* _Exercise_: Every line that holds the string "true" is to be identified and copied.

* _Available data_:
-----

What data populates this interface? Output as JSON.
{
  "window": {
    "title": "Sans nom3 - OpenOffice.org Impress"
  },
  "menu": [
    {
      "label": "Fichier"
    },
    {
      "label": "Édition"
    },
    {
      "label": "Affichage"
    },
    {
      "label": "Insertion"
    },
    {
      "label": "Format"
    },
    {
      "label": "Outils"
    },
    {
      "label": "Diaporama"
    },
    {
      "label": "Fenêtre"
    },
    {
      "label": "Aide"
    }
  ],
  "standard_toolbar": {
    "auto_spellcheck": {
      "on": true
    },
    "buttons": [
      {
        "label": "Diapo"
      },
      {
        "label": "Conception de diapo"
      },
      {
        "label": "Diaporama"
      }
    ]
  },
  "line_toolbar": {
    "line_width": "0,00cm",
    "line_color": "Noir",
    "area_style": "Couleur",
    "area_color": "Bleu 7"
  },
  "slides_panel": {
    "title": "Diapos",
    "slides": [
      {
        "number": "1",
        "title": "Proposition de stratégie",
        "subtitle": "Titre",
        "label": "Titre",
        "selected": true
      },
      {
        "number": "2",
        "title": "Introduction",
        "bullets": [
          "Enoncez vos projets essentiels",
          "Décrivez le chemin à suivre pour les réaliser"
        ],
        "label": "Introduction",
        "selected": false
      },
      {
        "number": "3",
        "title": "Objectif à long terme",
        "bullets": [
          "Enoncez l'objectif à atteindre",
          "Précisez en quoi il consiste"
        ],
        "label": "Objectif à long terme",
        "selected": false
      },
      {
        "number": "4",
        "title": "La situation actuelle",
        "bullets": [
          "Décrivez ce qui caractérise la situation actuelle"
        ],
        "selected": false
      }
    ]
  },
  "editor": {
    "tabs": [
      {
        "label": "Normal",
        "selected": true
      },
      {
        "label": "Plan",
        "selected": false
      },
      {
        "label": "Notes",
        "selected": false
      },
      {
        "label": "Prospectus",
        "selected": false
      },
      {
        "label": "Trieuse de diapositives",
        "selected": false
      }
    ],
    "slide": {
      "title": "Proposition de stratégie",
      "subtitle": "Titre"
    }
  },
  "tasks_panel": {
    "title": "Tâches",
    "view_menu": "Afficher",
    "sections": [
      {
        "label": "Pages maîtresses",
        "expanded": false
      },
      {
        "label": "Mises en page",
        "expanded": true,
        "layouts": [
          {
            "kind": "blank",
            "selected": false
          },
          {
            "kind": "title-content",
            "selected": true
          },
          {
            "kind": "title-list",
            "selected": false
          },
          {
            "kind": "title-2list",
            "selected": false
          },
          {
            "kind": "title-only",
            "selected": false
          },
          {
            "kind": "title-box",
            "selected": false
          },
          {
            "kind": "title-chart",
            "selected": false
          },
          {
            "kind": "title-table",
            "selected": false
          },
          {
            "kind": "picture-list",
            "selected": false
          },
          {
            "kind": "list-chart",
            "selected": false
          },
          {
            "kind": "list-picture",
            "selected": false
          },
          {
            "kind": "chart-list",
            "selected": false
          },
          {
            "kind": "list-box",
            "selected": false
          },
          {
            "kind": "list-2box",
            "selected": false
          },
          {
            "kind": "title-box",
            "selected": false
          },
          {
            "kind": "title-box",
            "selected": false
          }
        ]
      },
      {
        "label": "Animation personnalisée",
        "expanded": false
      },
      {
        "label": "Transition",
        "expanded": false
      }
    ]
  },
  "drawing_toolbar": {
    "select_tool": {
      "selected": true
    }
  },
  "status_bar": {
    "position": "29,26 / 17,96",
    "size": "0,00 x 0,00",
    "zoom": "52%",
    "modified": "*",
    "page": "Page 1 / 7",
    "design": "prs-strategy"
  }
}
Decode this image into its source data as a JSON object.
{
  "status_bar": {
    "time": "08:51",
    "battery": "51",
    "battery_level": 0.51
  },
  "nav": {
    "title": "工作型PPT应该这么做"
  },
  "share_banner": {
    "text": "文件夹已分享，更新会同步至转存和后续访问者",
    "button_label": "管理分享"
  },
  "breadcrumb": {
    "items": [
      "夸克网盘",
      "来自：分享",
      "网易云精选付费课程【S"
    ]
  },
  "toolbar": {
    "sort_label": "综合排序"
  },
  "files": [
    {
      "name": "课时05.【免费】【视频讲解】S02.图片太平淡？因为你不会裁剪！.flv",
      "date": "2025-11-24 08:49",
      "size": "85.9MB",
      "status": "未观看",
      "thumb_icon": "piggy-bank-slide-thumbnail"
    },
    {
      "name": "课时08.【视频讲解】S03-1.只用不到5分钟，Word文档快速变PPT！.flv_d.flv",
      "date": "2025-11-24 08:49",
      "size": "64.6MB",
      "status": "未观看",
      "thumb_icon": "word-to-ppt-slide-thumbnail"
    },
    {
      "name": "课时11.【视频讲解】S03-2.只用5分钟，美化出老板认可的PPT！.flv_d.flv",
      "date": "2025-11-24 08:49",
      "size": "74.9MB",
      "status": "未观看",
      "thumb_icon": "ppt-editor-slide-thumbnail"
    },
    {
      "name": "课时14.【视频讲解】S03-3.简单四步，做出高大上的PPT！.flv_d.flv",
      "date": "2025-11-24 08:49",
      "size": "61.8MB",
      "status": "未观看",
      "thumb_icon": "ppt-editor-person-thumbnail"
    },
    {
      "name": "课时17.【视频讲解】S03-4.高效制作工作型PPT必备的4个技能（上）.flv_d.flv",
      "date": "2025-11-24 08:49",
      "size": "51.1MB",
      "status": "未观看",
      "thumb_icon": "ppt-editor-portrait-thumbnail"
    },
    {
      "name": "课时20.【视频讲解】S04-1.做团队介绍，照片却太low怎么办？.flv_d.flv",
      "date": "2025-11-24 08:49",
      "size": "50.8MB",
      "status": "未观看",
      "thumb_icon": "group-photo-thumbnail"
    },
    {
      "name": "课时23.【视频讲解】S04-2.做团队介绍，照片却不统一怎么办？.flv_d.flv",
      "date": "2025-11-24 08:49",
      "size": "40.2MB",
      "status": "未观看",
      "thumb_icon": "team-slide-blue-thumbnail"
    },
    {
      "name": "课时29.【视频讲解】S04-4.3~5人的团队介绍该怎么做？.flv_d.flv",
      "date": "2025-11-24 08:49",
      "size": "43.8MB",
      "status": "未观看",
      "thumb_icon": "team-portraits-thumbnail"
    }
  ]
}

-----

* _Response for this exercise_:
      "on": true
        "selected": true
        "selected": true
        "expanded": true,
            "selected": true
      "selected": true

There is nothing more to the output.